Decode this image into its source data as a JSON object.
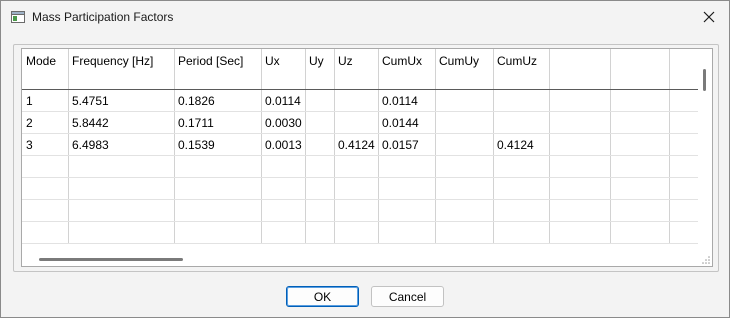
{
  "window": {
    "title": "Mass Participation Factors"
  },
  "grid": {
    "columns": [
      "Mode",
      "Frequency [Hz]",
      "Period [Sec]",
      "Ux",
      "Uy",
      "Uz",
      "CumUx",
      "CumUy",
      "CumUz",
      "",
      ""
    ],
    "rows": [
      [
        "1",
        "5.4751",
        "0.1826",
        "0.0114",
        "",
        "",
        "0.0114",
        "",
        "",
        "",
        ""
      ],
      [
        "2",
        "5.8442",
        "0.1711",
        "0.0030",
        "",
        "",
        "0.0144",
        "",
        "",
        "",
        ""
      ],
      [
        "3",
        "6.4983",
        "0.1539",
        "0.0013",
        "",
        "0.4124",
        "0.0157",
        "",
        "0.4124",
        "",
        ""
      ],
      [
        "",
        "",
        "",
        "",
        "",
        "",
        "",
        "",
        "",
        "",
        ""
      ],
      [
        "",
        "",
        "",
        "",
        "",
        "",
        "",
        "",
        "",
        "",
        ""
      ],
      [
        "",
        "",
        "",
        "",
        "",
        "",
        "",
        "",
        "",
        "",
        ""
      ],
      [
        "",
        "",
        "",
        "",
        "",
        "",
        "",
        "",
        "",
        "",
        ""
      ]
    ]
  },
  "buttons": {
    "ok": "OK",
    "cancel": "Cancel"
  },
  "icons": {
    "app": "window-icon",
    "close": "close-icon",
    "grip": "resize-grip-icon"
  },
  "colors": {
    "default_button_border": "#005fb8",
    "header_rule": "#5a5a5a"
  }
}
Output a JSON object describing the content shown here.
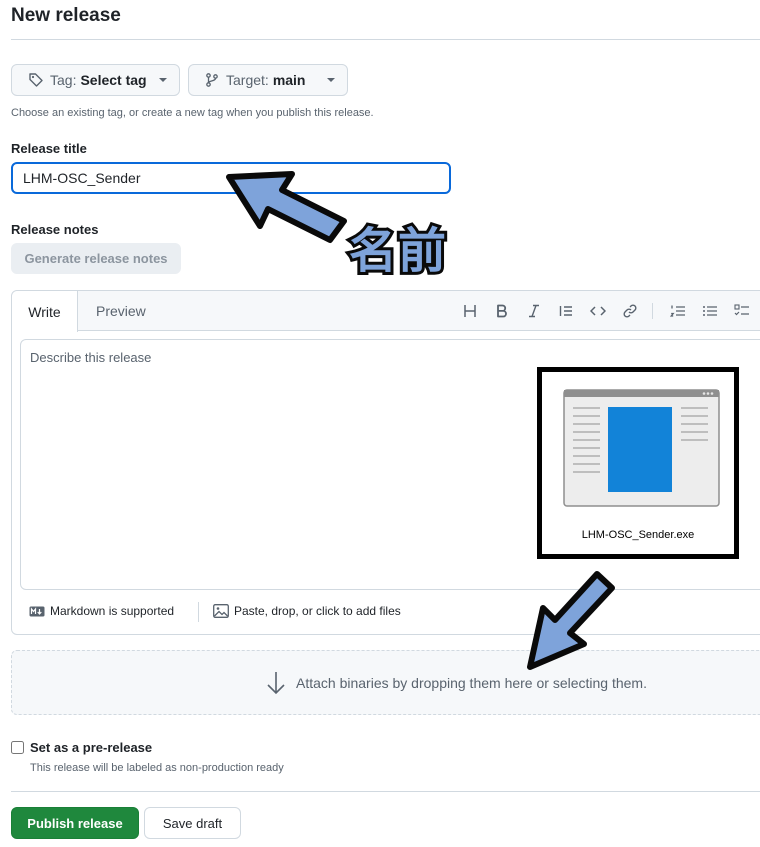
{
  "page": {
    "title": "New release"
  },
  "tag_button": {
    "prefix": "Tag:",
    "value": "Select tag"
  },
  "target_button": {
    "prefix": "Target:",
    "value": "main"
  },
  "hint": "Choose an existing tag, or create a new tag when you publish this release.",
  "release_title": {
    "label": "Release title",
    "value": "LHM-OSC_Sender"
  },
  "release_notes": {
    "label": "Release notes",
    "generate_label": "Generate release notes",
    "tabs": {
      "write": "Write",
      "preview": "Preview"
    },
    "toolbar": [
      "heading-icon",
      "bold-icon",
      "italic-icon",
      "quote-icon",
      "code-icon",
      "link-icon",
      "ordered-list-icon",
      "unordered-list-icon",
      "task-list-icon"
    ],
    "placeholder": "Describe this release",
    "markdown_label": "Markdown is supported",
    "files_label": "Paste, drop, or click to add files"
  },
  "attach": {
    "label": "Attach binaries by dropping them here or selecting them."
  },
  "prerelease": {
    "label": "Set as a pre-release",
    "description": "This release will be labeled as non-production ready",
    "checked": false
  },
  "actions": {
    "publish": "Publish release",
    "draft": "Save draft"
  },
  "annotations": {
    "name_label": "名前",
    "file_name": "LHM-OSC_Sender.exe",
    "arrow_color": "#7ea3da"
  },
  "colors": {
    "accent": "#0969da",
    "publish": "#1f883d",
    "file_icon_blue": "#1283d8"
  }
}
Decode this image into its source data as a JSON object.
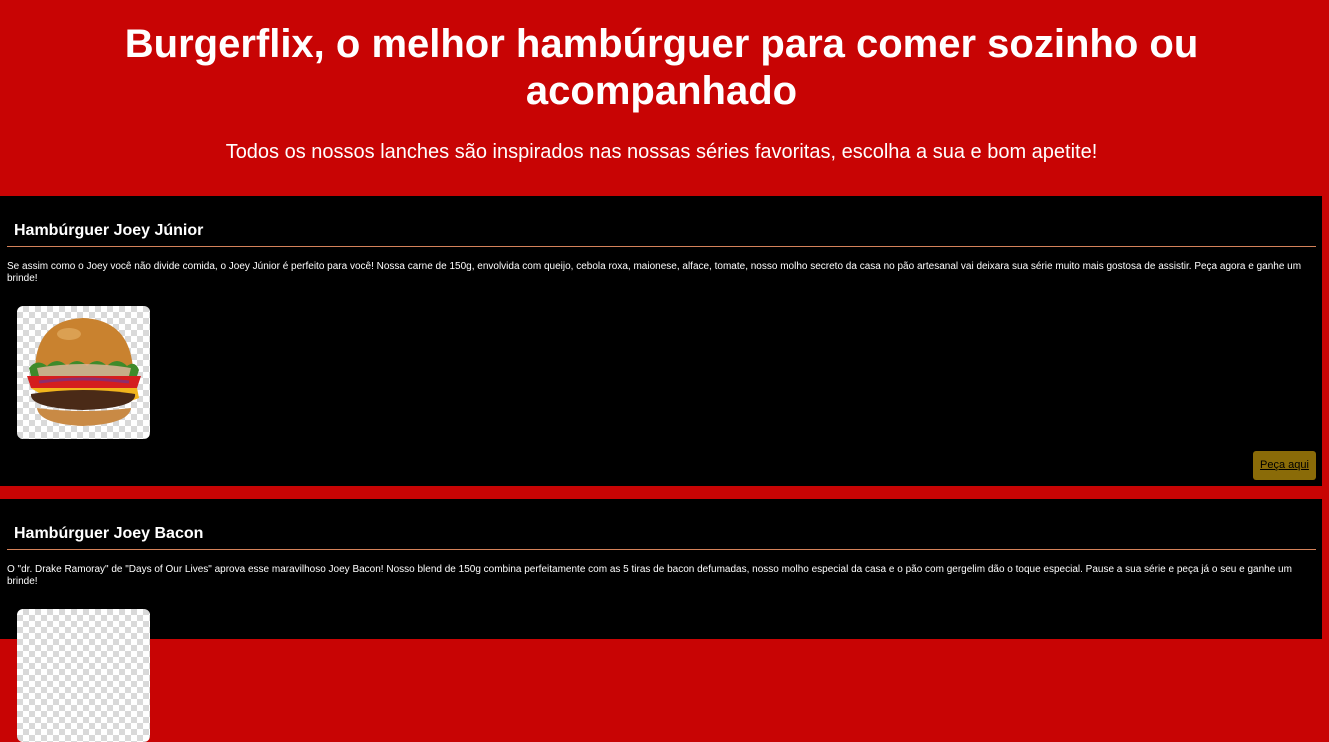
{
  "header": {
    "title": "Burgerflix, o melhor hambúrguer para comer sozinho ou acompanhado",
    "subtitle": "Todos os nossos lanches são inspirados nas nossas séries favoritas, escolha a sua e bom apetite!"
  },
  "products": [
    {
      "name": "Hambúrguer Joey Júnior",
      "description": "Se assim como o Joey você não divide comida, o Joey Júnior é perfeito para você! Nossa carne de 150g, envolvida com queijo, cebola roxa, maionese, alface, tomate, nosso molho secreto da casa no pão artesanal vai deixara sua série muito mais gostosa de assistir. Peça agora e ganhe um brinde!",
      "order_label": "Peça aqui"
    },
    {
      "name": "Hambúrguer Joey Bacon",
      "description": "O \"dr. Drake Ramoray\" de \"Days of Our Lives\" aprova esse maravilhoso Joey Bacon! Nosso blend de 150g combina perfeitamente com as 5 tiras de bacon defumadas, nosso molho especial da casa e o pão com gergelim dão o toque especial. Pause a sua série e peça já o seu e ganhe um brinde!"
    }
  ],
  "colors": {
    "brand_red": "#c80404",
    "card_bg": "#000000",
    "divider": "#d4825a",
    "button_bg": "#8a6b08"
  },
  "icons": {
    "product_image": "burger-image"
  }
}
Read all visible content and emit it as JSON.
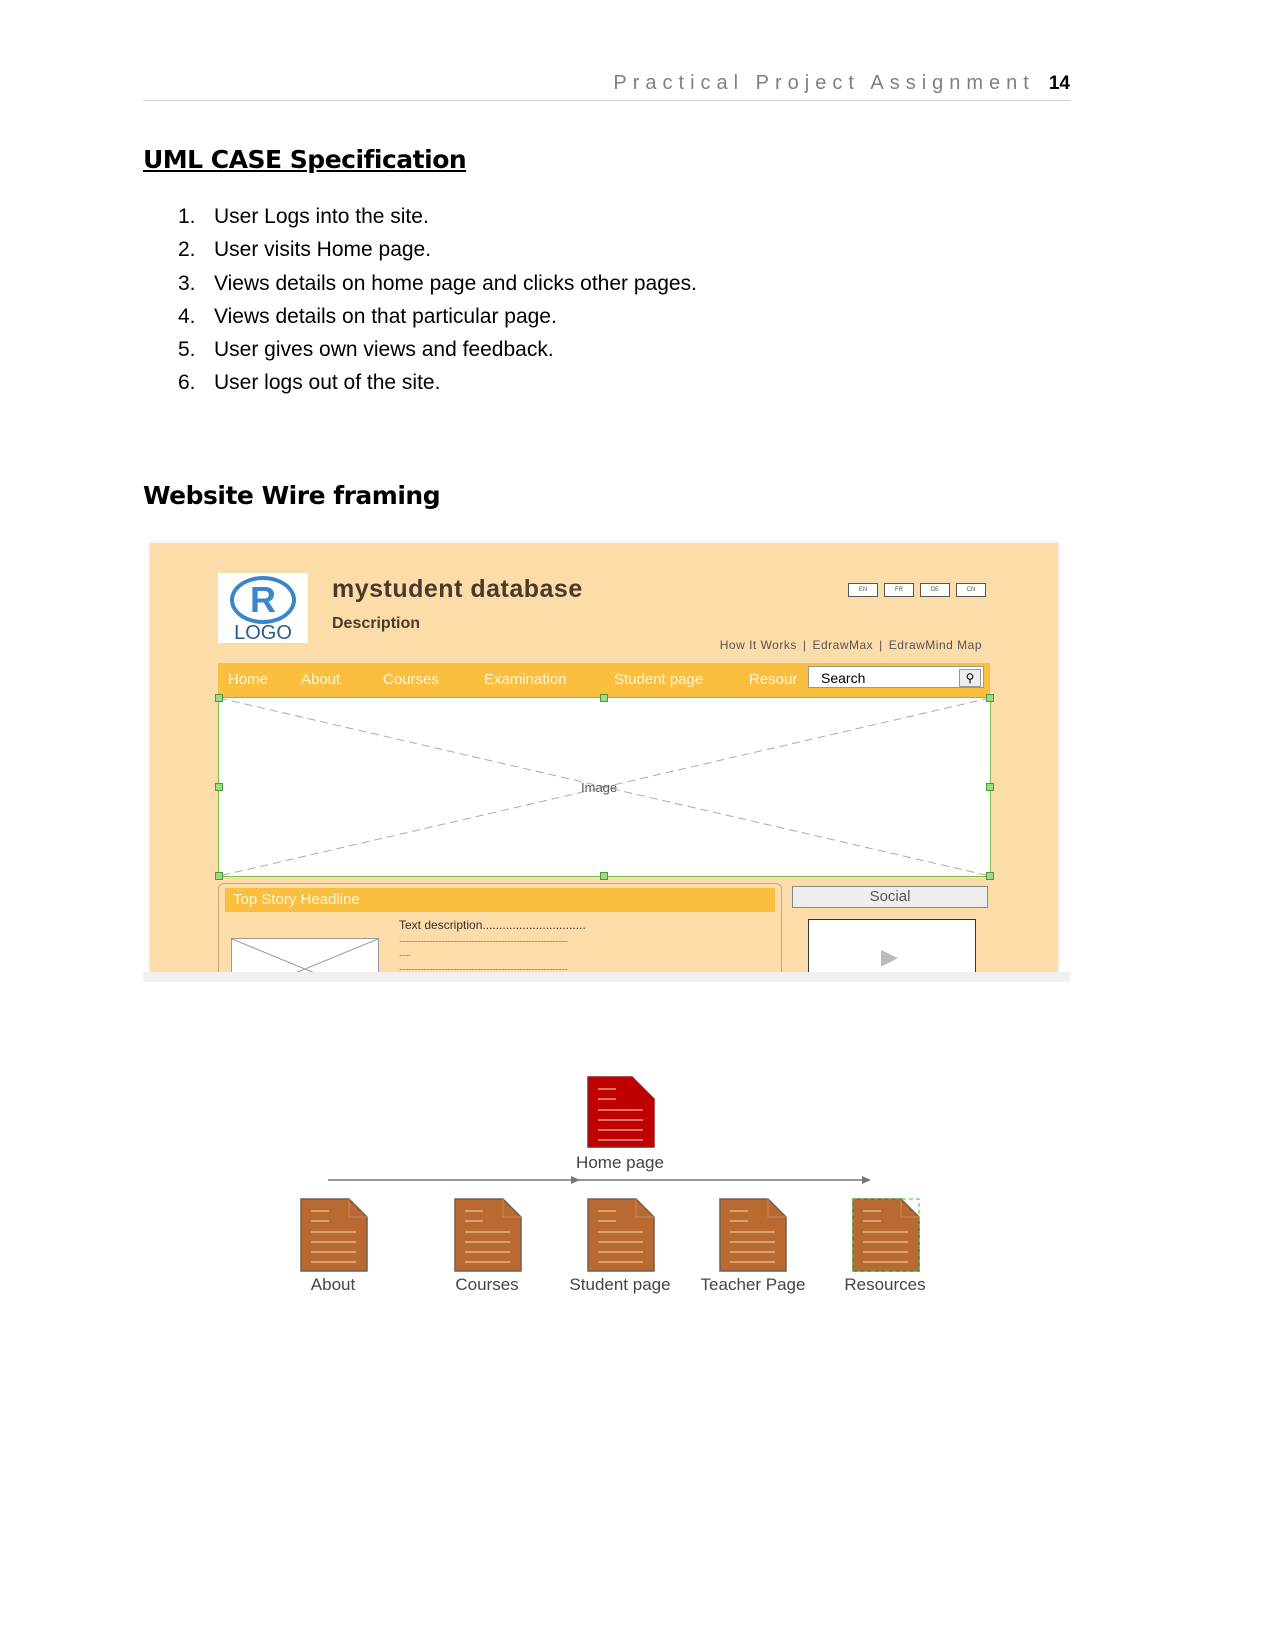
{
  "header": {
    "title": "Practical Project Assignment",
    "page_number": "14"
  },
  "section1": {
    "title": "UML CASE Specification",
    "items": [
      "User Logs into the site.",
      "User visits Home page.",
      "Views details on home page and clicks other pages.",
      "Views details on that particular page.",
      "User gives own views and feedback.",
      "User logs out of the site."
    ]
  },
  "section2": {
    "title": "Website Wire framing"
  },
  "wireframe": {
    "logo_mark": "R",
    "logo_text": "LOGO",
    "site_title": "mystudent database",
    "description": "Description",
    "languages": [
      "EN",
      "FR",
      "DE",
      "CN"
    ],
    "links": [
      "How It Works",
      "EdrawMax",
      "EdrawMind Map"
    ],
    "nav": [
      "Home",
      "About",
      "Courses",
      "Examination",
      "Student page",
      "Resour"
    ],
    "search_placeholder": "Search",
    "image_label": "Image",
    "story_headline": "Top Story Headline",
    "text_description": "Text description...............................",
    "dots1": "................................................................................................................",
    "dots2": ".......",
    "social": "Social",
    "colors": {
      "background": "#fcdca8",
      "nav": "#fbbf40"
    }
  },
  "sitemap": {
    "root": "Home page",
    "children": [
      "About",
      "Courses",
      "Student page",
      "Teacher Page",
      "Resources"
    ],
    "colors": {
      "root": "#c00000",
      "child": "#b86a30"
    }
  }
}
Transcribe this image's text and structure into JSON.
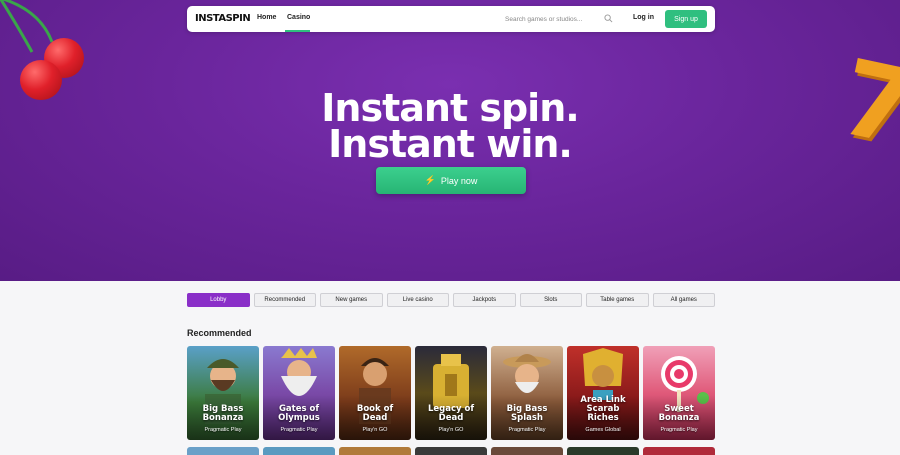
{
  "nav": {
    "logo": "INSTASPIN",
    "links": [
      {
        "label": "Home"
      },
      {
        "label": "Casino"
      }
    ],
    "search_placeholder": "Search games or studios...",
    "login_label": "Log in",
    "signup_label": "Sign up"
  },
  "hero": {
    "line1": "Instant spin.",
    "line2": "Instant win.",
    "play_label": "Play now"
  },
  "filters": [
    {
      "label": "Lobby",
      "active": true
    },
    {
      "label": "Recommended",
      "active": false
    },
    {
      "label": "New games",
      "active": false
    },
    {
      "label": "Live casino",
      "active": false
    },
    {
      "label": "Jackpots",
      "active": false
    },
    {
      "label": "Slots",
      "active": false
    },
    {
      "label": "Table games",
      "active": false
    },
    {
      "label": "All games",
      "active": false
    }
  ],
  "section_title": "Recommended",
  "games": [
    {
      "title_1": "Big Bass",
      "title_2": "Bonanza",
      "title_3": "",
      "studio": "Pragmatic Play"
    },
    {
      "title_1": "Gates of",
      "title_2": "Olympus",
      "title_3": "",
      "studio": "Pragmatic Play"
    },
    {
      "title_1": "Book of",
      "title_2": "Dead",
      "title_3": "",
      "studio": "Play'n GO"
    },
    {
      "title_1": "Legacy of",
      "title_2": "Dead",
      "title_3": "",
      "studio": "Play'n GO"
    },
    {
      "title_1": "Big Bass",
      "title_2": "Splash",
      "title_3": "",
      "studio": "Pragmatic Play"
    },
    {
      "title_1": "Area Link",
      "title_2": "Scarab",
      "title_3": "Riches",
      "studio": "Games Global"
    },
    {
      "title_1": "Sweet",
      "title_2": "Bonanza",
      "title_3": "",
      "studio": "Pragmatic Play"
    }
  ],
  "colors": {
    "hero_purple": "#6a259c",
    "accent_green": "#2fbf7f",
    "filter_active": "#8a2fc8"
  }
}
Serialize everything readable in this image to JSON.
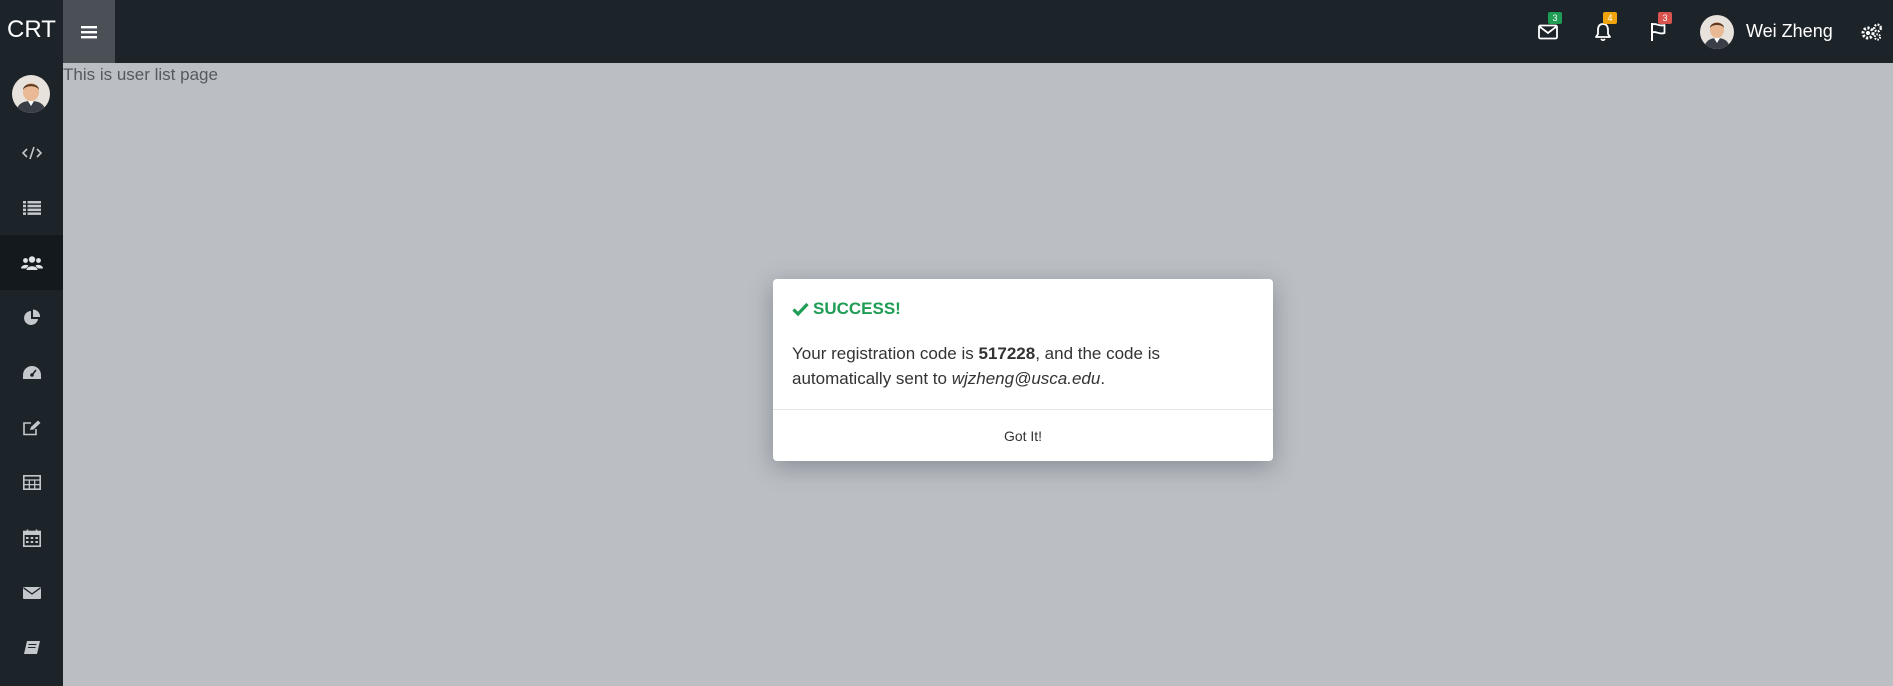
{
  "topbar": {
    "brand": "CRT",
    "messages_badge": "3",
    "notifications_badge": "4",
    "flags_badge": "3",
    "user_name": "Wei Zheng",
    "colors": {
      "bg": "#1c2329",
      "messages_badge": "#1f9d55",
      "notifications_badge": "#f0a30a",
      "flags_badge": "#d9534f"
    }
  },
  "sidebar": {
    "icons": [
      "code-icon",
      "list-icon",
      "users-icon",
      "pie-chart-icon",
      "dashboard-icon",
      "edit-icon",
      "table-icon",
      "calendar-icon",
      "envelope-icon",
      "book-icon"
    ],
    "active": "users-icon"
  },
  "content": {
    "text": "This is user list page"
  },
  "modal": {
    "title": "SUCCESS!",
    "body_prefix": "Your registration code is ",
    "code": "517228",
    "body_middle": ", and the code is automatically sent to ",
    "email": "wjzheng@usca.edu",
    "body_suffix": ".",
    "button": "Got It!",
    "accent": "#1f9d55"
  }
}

- - -

- SHORT EXERCISE:
Report the count of lines in the entries that contain the string "para", and nothing besides it.

- RIGHT ANSWER:
2